First of all, let me say that the writers we are interviewing today, kiwi-damnation, williamszm and now Nichrysalis, are incredible. I have so much respect for their skills. :worship:

Secondly, one mysterious deviant is still missing from the interview, so stay tuned for when this will be updated because they're quite worth your while too. :heart:

And thirdly, we have a small appearance by the lovely Jade-Pandora. (:



Previous tWR Interviews:


Our third poetry lesson centers on rhyming versus non-rhyming poetry.


To rhyme or not to rhyme, is that the question? If it is the question, it is a very important one as it changes a poem's structure radically. What do you think is the biggest difference in a rhyming piece versus a non-rhyming one?

Nichrysalis, No, to rhyme or not is not a question that is central to any poem’s success. It is never important, but it is a nice touch to complement the words with euphonic cadence. This is where people get confused, rhyming words sound good and memorable when used correctly, and many beginning poets correlate that if their poetry rhymes it will help the poem sound better overall. Amazing rhymes with words that sound coherent and evoke the beauty that rhyme can create aesthetically are so few and far between that finding them is a major issue. When I wrote the first poem I wound up submitting to deviantART, Only as Old the end rhyme that finishes the poem was not just written in casually. The rhyme of the words ”younger” and “thunder” had been a pair of words I paired together about two years prior to this poem in a long-form narrative piece of poetry titled Twenty-four Forty-eights, which I never finished. However, when I decided to abandon the narrative project, I went through it and collected all the tidbits that I could see as reuseable. Those two words were a rhyme I began growing fond of, but it wasn’t really until I wrote Only as Old that they found their place in my writing and in relationship to each other. Including that rhyme in my poem never changed the structure of the poem either.

The biggest and most notable difference in a non-rhyming poem versus a rhyming poem is memorability. How many lines of poetry that rhymed can you remember word for word compared to how many lines of poetry you can recall that don’t rhyme? For me, the ratio of the former to the latter is staggeringly disproportionate. People forget that rhyme originated in poetry and verse because writing as an art was not very reliably written down and the need to rhyme was urgently important if a poet wanted someone or themselves to remember their work. Rhyme began as a tool for remembering lines of poetry and was more a utility than an aesthetic touch thousands of years ago. Rhyme began out of necessity, and this is why people use rhyme improperly is because the need to memorize lines is not a problem anymore.


kiwi-damnation, Rhyme can be a beautiful thing. It can make the poem catch hold of you and never let go. You can dance and lilt your way through without struggle. The question is not just whether to rhyme or not, but also whether to employ rhythm. Without rhythm, rhyme doesn’t have its power. You need a heartbeat for your poetry so it doesn’t feel like you’re wading through endless metaphors.

§ Provided information
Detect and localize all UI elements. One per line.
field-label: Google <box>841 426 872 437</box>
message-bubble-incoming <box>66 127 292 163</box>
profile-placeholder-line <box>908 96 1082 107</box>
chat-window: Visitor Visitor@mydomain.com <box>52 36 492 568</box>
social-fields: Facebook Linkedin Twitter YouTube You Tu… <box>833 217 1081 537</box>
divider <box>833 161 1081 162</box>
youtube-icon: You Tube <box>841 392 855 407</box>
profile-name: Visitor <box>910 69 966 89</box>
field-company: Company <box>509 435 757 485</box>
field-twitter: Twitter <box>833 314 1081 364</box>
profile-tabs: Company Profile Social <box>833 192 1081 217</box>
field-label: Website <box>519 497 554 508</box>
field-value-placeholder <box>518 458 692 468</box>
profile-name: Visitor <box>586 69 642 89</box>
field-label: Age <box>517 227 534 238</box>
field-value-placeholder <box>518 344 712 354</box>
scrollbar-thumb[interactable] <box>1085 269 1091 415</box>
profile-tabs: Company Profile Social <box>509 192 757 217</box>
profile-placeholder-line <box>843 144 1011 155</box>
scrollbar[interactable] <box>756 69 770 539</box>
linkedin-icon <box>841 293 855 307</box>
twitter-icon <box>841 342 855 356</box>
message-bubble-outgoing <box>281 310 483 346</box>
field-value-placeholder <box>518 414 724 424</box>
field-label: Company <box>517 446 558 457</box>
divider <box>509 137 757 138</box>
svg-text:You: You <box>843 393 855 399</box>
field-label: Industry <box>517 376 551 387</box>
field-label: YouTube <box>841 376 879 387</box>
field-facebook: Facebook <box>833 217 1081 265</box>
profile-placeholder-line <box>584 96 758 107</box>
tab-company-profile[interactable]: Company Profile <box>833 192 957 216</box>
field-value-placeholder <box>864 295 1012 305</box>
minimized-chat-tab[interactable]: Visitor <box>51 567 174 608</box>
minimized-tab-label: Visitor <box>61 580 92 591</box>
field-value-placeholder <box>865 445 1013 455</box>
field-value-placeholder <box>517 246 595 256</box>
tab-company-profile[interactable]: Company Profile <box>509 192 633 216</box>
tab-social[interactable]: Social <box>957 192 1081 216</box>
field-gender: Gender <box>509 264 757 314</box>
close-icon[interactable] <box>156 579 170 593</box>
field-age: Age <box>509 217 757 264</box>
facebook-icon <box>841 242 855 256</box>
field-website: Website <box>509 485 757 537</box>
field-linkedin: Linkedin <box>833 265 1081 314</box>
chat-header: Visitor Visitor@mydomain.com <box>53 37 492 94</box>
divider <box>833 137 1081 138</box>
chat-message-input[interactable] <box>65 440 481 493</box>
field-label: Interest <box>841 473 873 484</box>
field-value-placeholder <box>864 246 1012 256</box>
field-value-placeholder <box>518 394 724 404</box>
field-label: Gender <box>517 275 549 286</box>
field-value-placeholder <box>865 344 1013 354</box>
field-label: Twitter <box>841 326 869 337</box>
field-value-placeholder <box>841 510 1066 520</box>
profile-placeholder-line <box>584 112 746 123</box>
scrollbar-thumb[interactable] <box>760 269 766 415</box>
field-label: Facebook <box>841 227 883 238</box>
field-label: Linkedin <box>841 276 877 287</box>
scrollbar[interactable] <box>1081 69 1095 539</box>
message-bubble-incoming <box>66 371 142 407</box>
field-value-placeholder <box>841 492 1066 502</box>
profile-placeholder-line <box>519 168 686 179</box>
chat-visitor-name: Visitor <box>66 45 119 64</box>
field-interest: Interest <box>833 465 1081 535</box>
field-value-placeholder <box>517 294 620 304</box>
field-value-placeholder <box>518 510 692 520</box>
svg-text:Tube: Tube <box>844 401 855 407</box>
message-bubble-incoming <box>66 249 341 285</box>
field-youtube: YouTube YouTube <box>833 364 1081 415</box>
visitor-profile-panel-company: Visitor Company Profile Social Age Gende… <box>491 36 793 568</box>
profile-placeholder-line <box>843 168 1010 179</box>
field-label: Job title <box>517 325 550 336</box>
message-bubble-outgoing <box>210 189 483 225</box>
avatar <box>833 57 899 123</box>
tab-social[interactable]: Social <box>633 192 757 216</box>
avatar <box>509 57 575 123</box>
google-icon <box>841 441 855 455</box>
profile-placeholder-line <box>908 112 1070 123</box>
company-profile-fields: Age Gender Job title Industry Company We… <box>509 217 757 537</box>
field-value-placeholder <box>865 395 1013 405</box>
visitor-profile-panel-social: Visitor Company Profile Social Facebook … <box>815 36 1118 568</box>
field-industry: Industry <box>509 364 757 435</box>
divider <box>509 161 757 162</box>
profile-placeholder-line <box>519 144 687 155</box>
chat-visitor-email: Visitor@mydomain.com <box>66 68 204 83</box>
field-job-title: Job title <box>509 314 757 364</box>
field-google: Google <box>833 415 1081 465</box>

§ Instructions
A. Please name each writer the poetry interview says is being interviewed today.
B. In the poetry interview, which two words form the end rhyme that finishes Only as Old?
C. Carry on the poetry interview from its final sentence.

§ Final results
A. kiwi-damnation, williamszm, Nichrysalis

B. "Younger" and "thunder."

C.
This heartbeat can be present for rhyming and non-rhyming pieces, although non-rhyming doesn’t compel you quite in the same way. I love rhyme and adore using it but it is a delicate tool to be used sparingly and carefully. Non-rhyming pieces have to work harder to create that rhythm but they are still beautiful. A great rhyming piece will seem effortless to the reader.

A piece of mine, Dear Brother, demonstrates how rhyme can be used to carry a reader through a piece like music.


williamszm, I think one of the main things rhyming adds to a poem is increasing its repetition. Many things, of course, can add repetition to poetry, but rhyming does so with very specific, usually very prominent, sounds. Perhaps because of this, rhymes tend to stick in our memories extremely well—which can be a good or bad thing, I suppose, depending on the quality of the rhyme!

Rhyming poetry also restrains your options in a way than non-rhyming poetry doesn’t. I think all poetry, and really all writing is constrained in at least some way, but rhyming creates a set of rules that are obvious not only to the poet, but also to the reader.


Jade-Pandora, If a poem has a rhyme theme in one of any traditional forms that dictates the distribution of rhyme between alternate line count and application (i.e. A/B/A/B for a quatrain stanza, for example), then it is important if a writer hopes to succeed in producing a positive impact.  As for poems without a rhyme theme; thoughtful, imaginative, and well-chosen line breaks, and phrasings, are very important and well worth the extra effort.  In fact, this is essential.

Aphrodite is an example from my gallery, observing a rhyme theme: a poem in the Italian poetic form of Ottava Rima (in this case, observing 11 syllables per line).

And always from my gallery, Snowies shows an example of a poem without a rhyme theme


Do you think rhyming needs a fixed structure, or can it just appear in a piece now and then, and still be appreciated?

Nichrysalis, Structured, fixed rhyming from line to line is one extreme while casually throwing in a rhyme is the other end of that extreme. I don’t like Shakespeare, but when reading his many plays I caught on to a technique that no one has really matched since. At the dawn of a time when literature was becoming easier to print and write down, Shakespeare went without rhyme in his verse, unless he wanted to make a point and have it stick in the reader’s mind. Many monologues of his play use rhyme as a tool, rhyming when the character is saying something important, so as to emphasize that point. This is a good midpoint and what I think is an excellent example I continue to use as a model for my own poetry. Going back to the Only as Old, which was written a year or so after I made the observation on Shakespeare’s verse, I was determined to try to do the same, and I believe it worked out very well because rhyme is a good tool for memory.

kiwi-damnation, It depends on the message of the piece and the way the writer employs the rhyme. If you are looking to create something disarming, you can add assonance (vowel rhyme) into the sentences which can carry things along and then chop and change things. It’s not necessarily recommended for a novice poet as it isn’t an easy technique and difficult to pull off.
I do believe, however, that an exquisite structure can be the foundation for some of the best poetry one can ever write or read and it is these structures (forms) that I love to play with. The more restricted the form, the more a person has to stretch themselves as a writer and you almost create someone beautiful despite those limits. A billion writers may use the same form but they will all approach it differently and create something entirely unique. I find it fascinating.

Repair, from my gallery, demonstrates how fixed form can really restrict you, and how it allows you to create something utterly unique.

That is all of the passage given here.